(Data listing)
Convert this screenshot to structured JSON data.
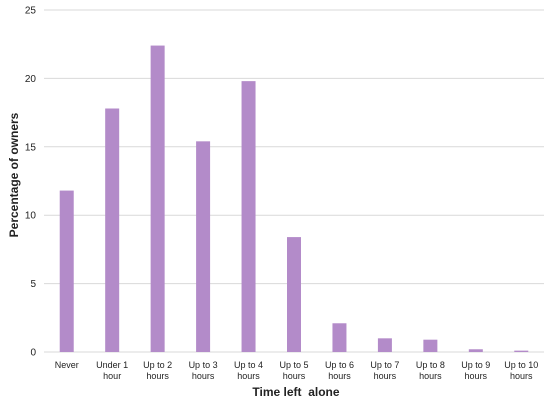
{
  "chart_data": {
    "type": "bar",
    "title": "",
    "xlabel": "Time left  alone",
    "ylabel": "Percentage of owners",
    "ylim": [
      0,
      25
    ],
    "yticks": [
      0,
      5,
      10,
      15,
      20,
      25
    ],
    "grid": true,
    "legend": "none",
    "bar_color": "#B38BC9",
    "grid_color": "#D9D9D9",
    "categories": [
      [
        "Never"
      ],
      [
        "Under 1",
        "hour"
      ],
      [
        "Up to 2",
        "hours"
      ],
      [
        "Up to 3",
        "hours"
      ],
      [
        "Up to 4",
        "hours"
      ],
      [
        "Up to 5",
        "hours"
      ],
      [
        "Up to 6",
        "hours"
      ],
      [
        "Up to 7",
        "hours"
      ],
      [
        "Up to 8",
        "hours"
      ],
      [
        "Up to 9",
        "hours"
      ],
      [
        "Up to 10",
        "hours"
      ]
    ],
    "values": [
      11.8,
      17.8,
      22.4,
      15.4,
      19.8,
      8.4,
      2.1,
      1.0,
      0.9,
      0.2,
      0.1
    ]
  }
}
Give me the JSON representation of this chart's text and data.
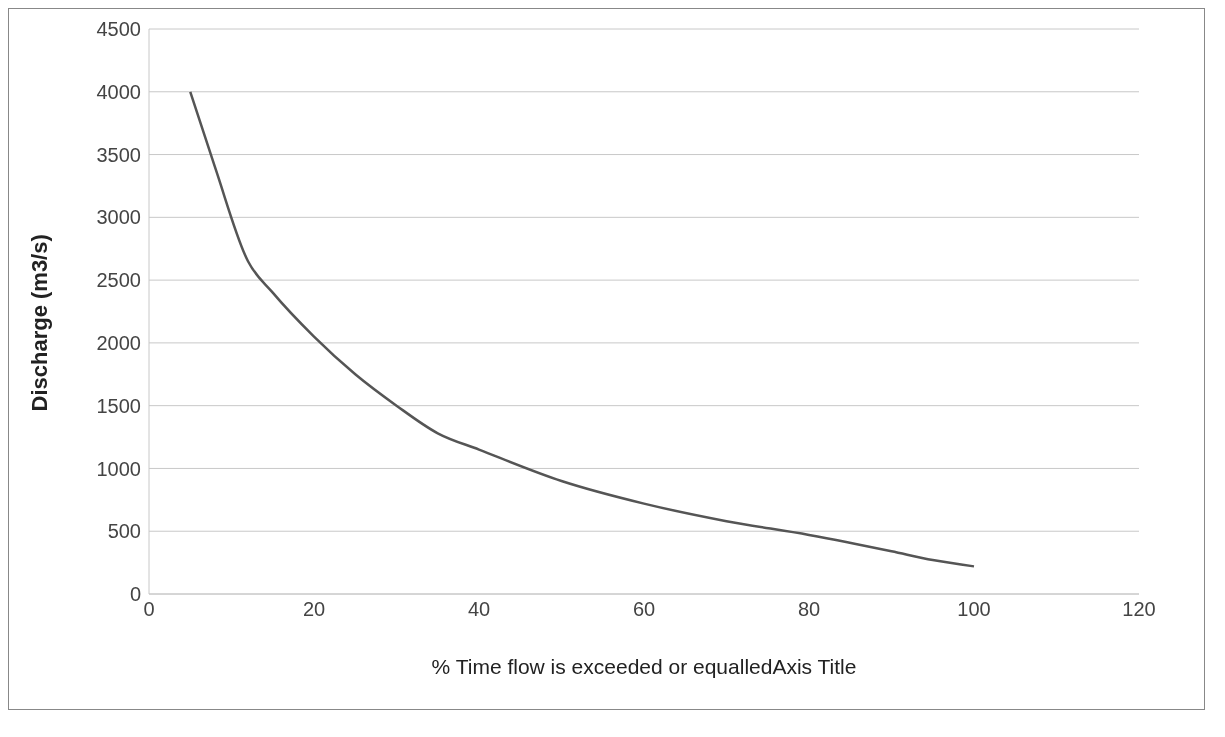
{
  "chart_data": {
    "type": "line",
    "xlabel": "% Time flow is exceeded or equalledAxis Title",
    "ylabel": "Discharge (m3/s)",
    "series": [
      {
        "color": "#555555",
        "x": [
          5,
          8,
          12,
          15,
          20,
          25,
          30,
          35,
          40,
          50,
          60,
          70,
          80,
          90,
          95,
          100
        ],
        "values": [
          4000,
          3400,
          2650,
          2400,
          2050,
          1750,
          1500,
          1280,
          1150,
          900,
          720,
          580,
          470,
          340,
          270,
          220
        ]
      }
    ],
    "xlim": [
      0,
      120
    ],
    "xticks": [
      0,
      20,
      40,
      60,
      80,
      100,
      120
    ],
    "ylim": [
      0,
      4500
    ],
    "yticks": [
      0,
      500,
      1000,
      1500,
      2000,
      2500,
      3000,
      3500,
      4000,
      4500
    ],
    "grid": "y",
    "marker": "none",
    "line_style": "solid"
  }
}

# Brief
Copy the data word for word. Pictures do not go in the copy.

# Result below
Convert this screenshot to structured JSON data.
{
  "chart_data": {
    "type": "bar",
    "title": "",
    "xlabel": "Time left  alone",
    "ylabel": "Percentage of owners",
    "ylim": [
      0,
      25
    ],
    "yticks": [
      0,
      5,
      10,
      15,
      20,
      25
    ],
    "grid": true,
    "legend": "none",
    "bar_color": "#B38BC9",
    "grid_color": "#D9D9D9",
    "categories": [
      [
        "Never"
      ],
      [
        "Under 1",
        "hour"
      ],
      [
        "Up to 2",
        "hours"
      ],
      [
        "Up to 3",
        "hours"
      ],
      [
        "Up to 4",
        "hours"
      ],
      [
        "Up to 5",
        "hours"
      ],
      [
        "Up to 6",
        "hours"
      ],
      [
        "Up to 7",
        "hours"
      ],
      [
        "Up to 8",
        "hours"
      ],
      [
        "Up to 9",
        "hours"
      ],
      [
        "Up to 10",
        "hours"
      ]
    ],
    "values": [
      11.8,
      17.8,
      22.4,
      15.4,
      19.8,
      8.4,
      2.1,
      1.0,
      0.9,
      0.2,
      0.1
    ]
  }
}
Give me the JSON representation of this chart's text and data.
{
  "chart_data": {
    "type": "line",
    "xlabel": "% Time flow is exceeded or equalledAxis Title",
    "ylabel": "Discharge (m3/s)",
    "series": [
      {
        "color": "#555555",
        "x": [
          5,
          8,
          12,
          15,
          20,
          25,
          30,
          35,
          40,
          50,
          60,
          70,
          80,
          90,
          95,
          100
        ],
        "values": [
          4000,
          3400,
          2650,
          2400,
          2050,
          1750,
          1500,
          1280,
          1150,
          900,
          720,
          580,
          470,
          340,
          270,
          220
        ]
      }
    ],
    "xlim": [
      0,
      120
    ],
    "xticks": [
      0,
      20,
      40,
      60,
      80,
      100,
      120
    ],
    "ylim": [
      0,
      4500
    ],
    "yticks": [
      0,
      500,
      1000,
      1500,
      2000,
      2500,
      3000,
      3500,
      4000,
      4500
    ],
    "grid": "y",
    "marker": "none",
    "line_style": "solid"
  }
}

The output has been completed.